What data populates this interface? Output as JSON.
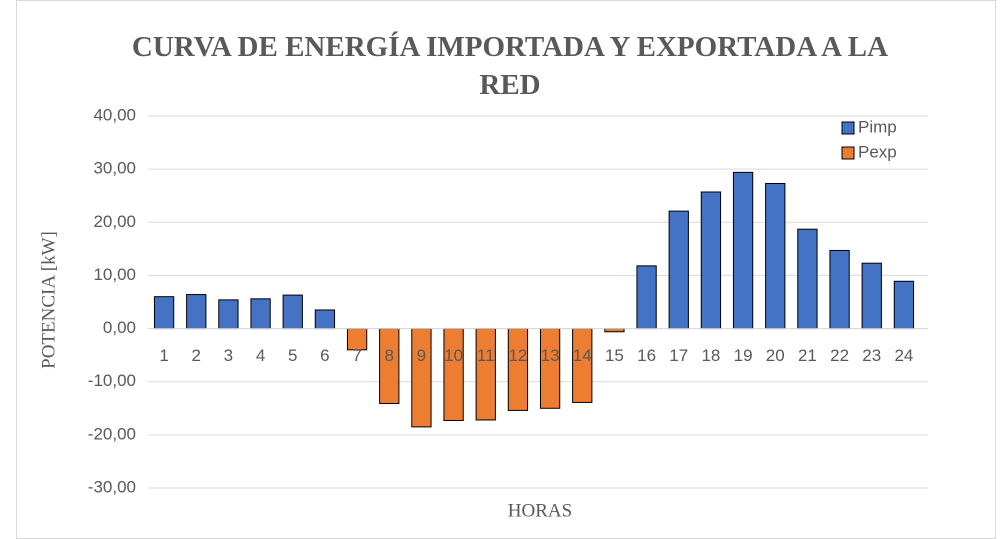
{
  "chart_data": {
    "type": "bar",
    "title": "CURVA DE ENERGÍA IMPORTADA Y EXPORTADA A LA RED",
    "x_label": "HORAS",
    "y_label": "POTENCIA  [kW]",
    "categories": [
      "1",
      "2",
      "3",
      "4",
      "5",
      "6",
      "7",
      "8",
      "9",
      "10",
      "11",
      "12",
      "13",
      "14",
      "15",
      "16",
      "17",
      "18",
      "19",
      "20",
      "21",
      "22",
      "23",
      "24"
    ],
    "series": [
      {
        "name": "Pimp",
        "color": "#4472c4",
        "values": [
          6.0,
          6.4,
          5.4,
          5.6,
          6.3,
          3.5,
          0,
          0,
          0,
          0,
          0,
          0,
          0,
          0,
          0,
          11.8,
          22.1,
          25.7,
          29.4,
          27.3,
          18.7,
          14.7,
          12.3,
          8.9
        ]
      },
      {
        "name": "Pexp",
        "color": "#ed7d31",
        "values": [
          0,
          0,
          0,
          0,
          0,
          0,
          -4.0,
          -14.1,
          -18.5,
          -17.3,
          -17.2,
          -15.4,
          -15.0,
          -13.9,
          -0.6,
          0,
          0,
          0,
          0,
          0,
          0,
          0,
          0,
          0
        ]
      }
    ],
    "ylim": [
      -30,
      40
    ],
    "yticks": [
      {
        "value": -30,
        "label": "-30,00"
      },
      {
        "value": -20,
        "label": "-20,00"
      },
      {
        "value": -10,
        "label": "-10,00"
      },
      {
        "value": 0,
        "label": "0,00"
      },
      {
        "value": 10,
        "label": "10,00"
      },
      {
        "value": 20,
        "label": "20,00"
      },
      {
        "value": 30,
        "label": "30,00"
      },
      {
        "value": 40,
        "label": "40,00"
      }
    ],
    "grid": true,
    "legend": "top-right"
  }
}
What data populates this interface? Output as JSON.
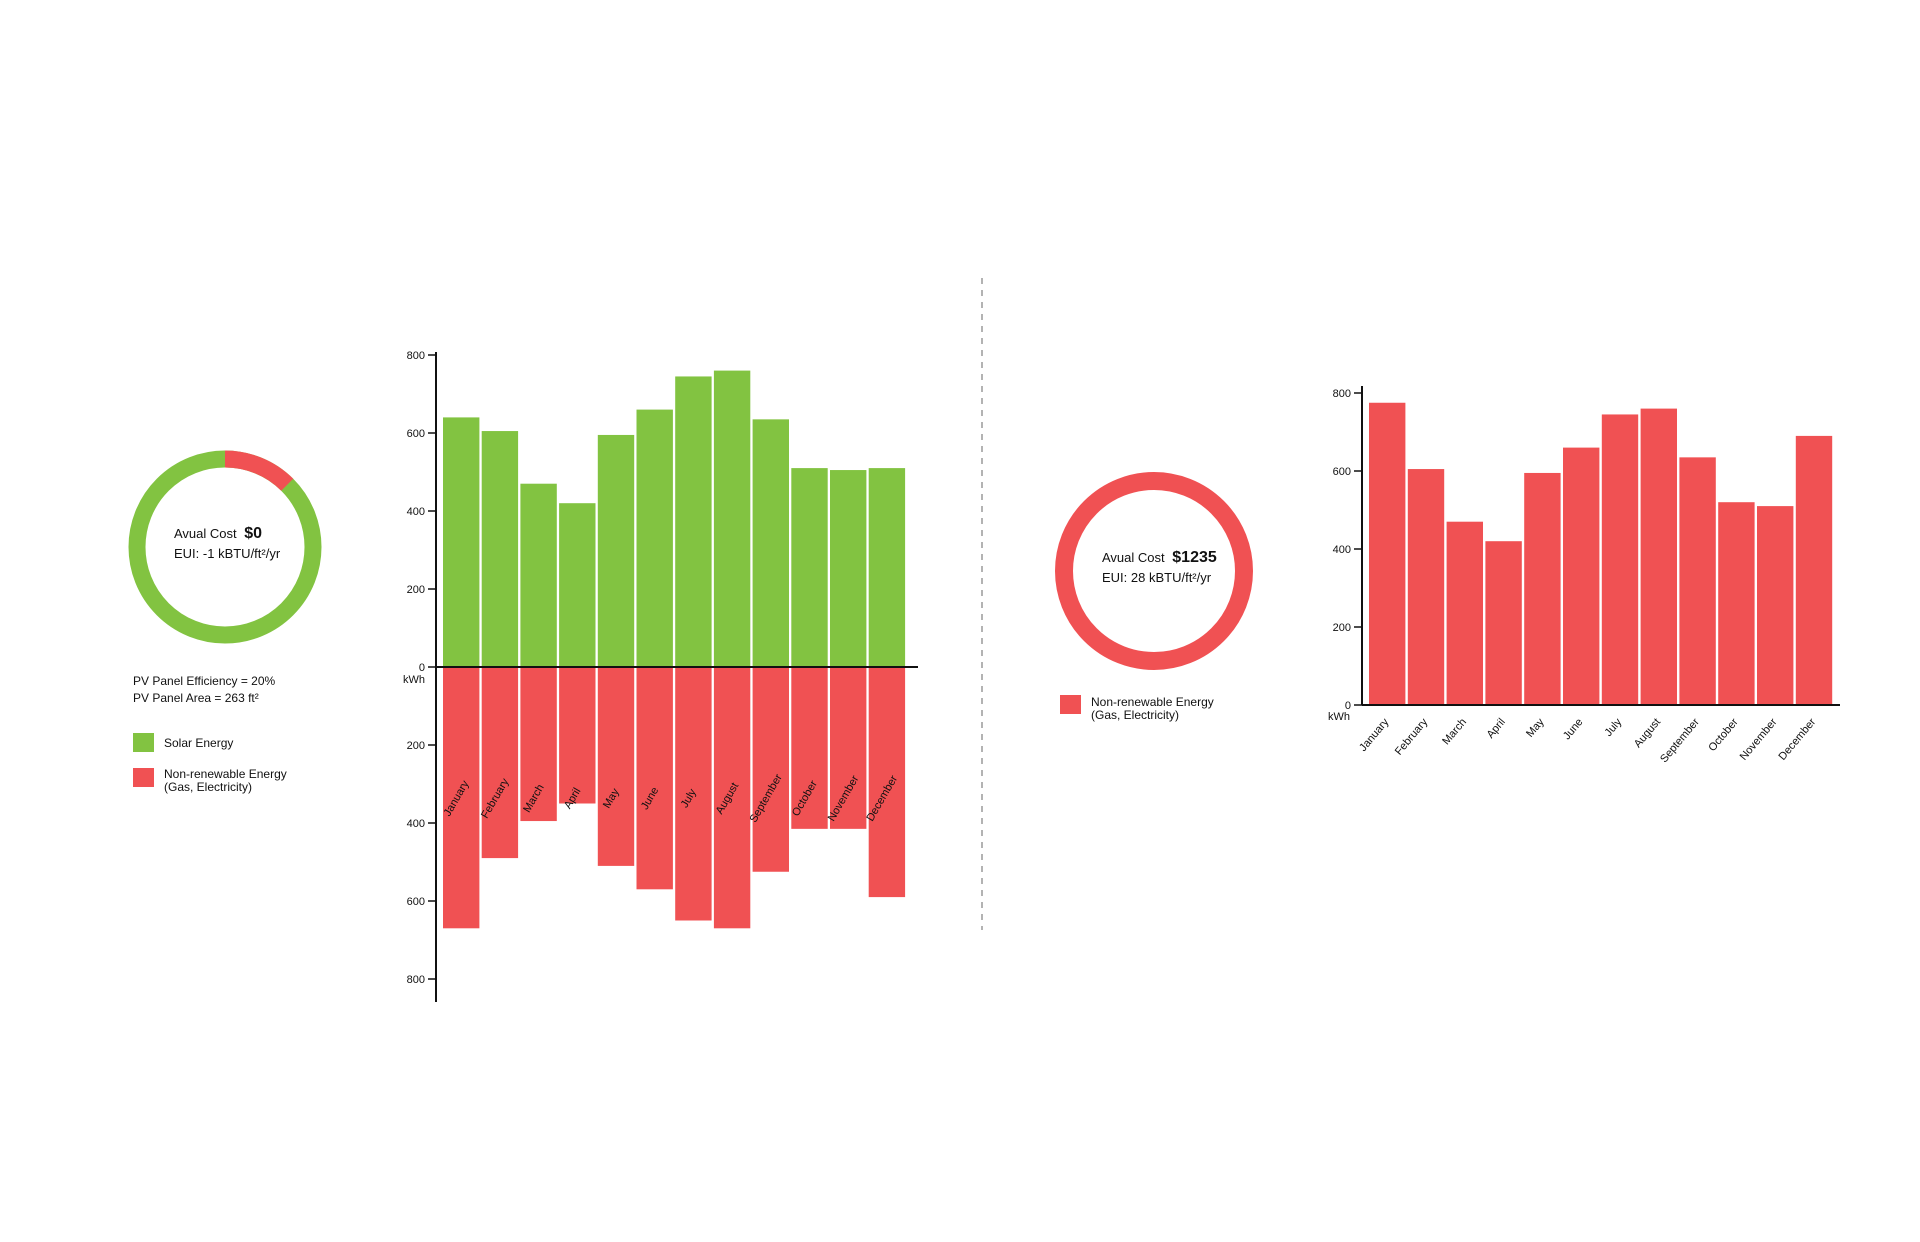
{
  "colors": {
    "solar": "#82c341",
    "nonrenewable": "#f05153",
    "axis": "#111111",
    "divider": "#9a9a9a"
  },
  "left_panel": {
    "donut": {
      "solar_fraction": 0.875,
      "nonrenewable_fraction": 0.125,
      "cost_label": "Avual Cost",
      "cost_value": "$0",
      "eui_text": "EUI: -1 kBTU/ft²/yr"
    },
    "pv_efficiency": "PV Panel Efficiency = 20%",
    "pv_area": "PV Panel Area = 263 ft²",
    "legend": [
      {
        "label": "Solar Energy",
        "color": "#82c341"
      },
      {
        "label": "Non-renewable Energy",
        "label2": "(Gas, Electricity)",
        "color": "#f05153"
      }
    ]
  },
  "right_panel": {
    "donut": {
      "cost_label": "Avual Cost",
      "cost_value": "$1235",
      "eui_text": "EUI: 28 kBTU/ft²/yr"
    },
    "legend": [
      {
        "label": "Non-renewable Energy",
        "label2": "(Gas, Electricity)",
        "color": "#f05153"
      }
    ]
  },
  "chart_data": [
    {
      "type": "bar",
      "categories": [
        "January",
        "February",
        "March",
        "April",
        "May",
        "June",
        "July",
        "August",
        "September",
        "October",
        "November",
        "December"
      ],
      "series": [
        {
          "name": "Solar Energy",
          "values": [
            640,
            605,
            470,
            420,
            595,
            660,
            745,
            760,
            635,
            510,
            505,
            510
          ]
        },
        {
          "name": "Non-renewable Energy",
          "values": [
            670,
            490,
            395,
            350,
            510,
            570,
            650,
            670,
            525,
            415,
            415,
            590
          ]
        }
      ],
      "ylabel": "kWh",
      "ylim": [
        -800,
        800
      ],
      "yticks_up": [
        0,
        200,
        400,
        600,
        800
      ],
      "yticks_down": [
        200,
        400,
        600,
        800
      ],
      "zero_label": "0"
    },
    {
      "type": "bar",
      "categories": [
        "January",
        "February",
        "March",
        "April",
        "May",
        "June",
        "July",
        "August",
        "September",
        "October",
        "November",
        "December"
      ],
      "series": [
        {
          "name": "Non-renewable Energy",
          "values": [
            775,
            605,
            470,
            420,
            595,
            660,
            745,
            760,
            635,
            520,
            510,
            690
          ]
        }
      ],
      "ylabel": "kWh",
      "ylim": [
        0,
        800
      ],
      "yticks": [
        0,
        200,
        400,
        600,
        800
      ]
    }
  ]
}
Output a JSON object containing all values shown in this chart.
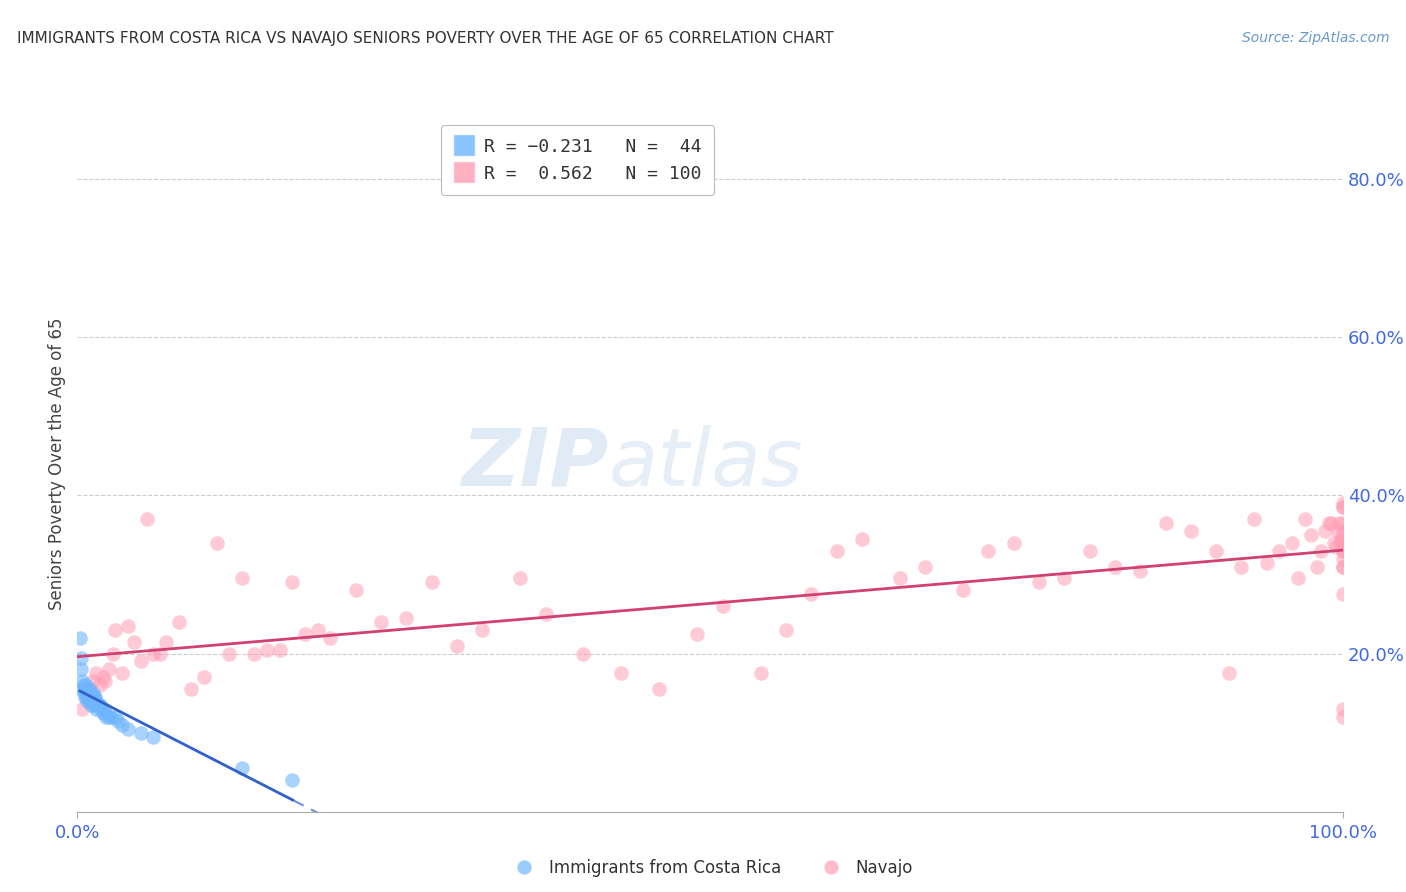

★ ★ ★ ★

REQUIREMENTS: Take the listing and print it again exactly, but without any pictures.

FINISHED TASK:
What data populates this interface? Output as JSON.
{
  "chart_data": {
    "type": "bar",
    "title": "CURVA DE ENERGÍA IMPORTADA Y EXPORTADA A LA RED",
    "x_label": "HORAS",
    "y_label": "POTENCIA  [kW]",
    "categories": [
      "1",
      "2",
      "3",
      "4",
      "5",
      "6",
      "7",
      "8",
      "9",
      "10",
      "11",
      "12",
      "13",
      "14",
      "15",
      "16",
      "17",
      "18",
      "19",
      "20",
      "21",
      "22",
      "23",
      "24"
    ],
    "series": [
      {
        "name": "Pimp",
        "color": "#4472c4",
        "values": [
          6.0,
          6.4,
          5.4,
          5.6,
          6.3,
          3.5,
          0,
          0,
          0,
          0,
          0,
          0,
          0,
          0,
          0,
          11.8,
          22.1,
          25.7,
          29.4,
          27.3,
          18.7,
          14.7,
          12.3,
          8.9
        ]
      },
      {
        "name": "Pexp",
        "color": "#ed7d31",
        "values": [
          0,
          0,
          0,
          0,
          0,
          0,
          -4.0,
          -14.1,
          -18.5,
          -17.3,
          -17.2,
          -15.4,
          -15.0,
          -13.9,
          -0.6,
          0,
          0,
          0,
          0,
          0,
          0,
          0,
          0,
          0
        ]
      }
    ],
    "ylim": [
      -30,
      40
    ],
    "yticks": [
      {
        "value": -30,
        "label": "-30,00"
      },
      {
        "value": -20,
        "label": "-20,00"
      },
      {
        "value": -10,
        "label": "-10,00"
      },
      {
        "value": 0,
        "label": "0,00"
      },
      {
        "value": 10,
        "label": "10,00"
      },
      {
        "value": 20,
        "label": "20,00"
      },
      {
        "value": 30,
        "label": "30,00"
      },
      {
        "value": 40,
        "label": "40,00"
      }
    ],
    "grid": true,
    "legend": "top-right"
  }
}
What data populates this interface? Output as JSON.
{
  "colors": {
    "solar": "#82c341",
    "nonrenewable": "#f05153",
    "axis": "#111111",
    "divider": "#9a9a9a"
  },
  "left_panel": {
    "donut": {
      "solar_fraction": 0.875,
      "nonrenewable_fraction": 0.125,
      "cost_label": "Avual Cost",
      "cost_value": "$0",
      "eui_text": "EUI: -1 kBTU/ft²/yr"
    },
    "pv_efficiency": "PV Panel Efficiency = 20%",
    "pv_area": "PV Panel Area = 263 ft²",
    "legend": [
      {
        "label": "Solar Energy",
        "color": "#82c341"
      },
      {
        "label": "Non-renewable Energy",
        "label2": "(Gas, Electricity)",
        "color": "#f05153"
      }
    ]
  },
  "right_panel": {
    "donut": {
      "cost_label": "Avual Cost",
      "cost_value": "$1235",
      "eui_text": "EUI: 28 kBTU/ft²/yr"
    },
    "legend": [
      {
        "label": "Non-renewable Energy",
        "label2": "(Gas, Electricity)",
        "color": "#f05153"
      }
    ]
  },
  "chart_data": [
    {
      "type": "bar",
      "categories": [
        "January",
        "February",
        "March",
        "April",
        "May",
        "June",
        "July",
        "August",
        "September",
        "October",
        "November",
        "December"
      ],
      "series": [
        {
          "name": "Solar Energy",
          "values": [
            640,
            605,
            470,
            420,
            595,
            660,
            745,
            760,
            635,
            510,
            505,
            510
          ]
        },
        {
          "name": "Non-renewable Energy",
          "values": [
            670,
            490,
            395,
            350,
            510,
            570,
            650,
            670,
            525,
            415,
            415,
            590
          ]
        }
      ],
      "ylabel": "kWh",
      "ylim": [
        -800,
        800
      ],
      "yticks_up": [
        0,
        200,
        400,
        600,
        800
      ],
      "yticks_down": [
        200,
        400,
        600,
        800
      ],
      "zero_label": "0"
    },
    {
      "type": "bar",
      "categories": [
        "January",
        "February",
        "March",
        "April",
        "May",
        "June",
        "July",
        "August",
        "September",
        "October",
        "November",
        "December"
      ],
      "series": [
        {
          "name": "Non-renewable Energy",
          "values": [
            775,
            605,
            470,
            420,
            595,
            660,
            745,
            760,
            635,
            520,
            510,
            690
          ]
        }
      ],
      "ylabel": "kWh",
      "ylim": [
        0,
        800
      ],
      "yticks": [
        0,
        200,
        400,
        600,
        800
      ]
    }
  ]
}
Output a JSON object containing all values shown in this chart.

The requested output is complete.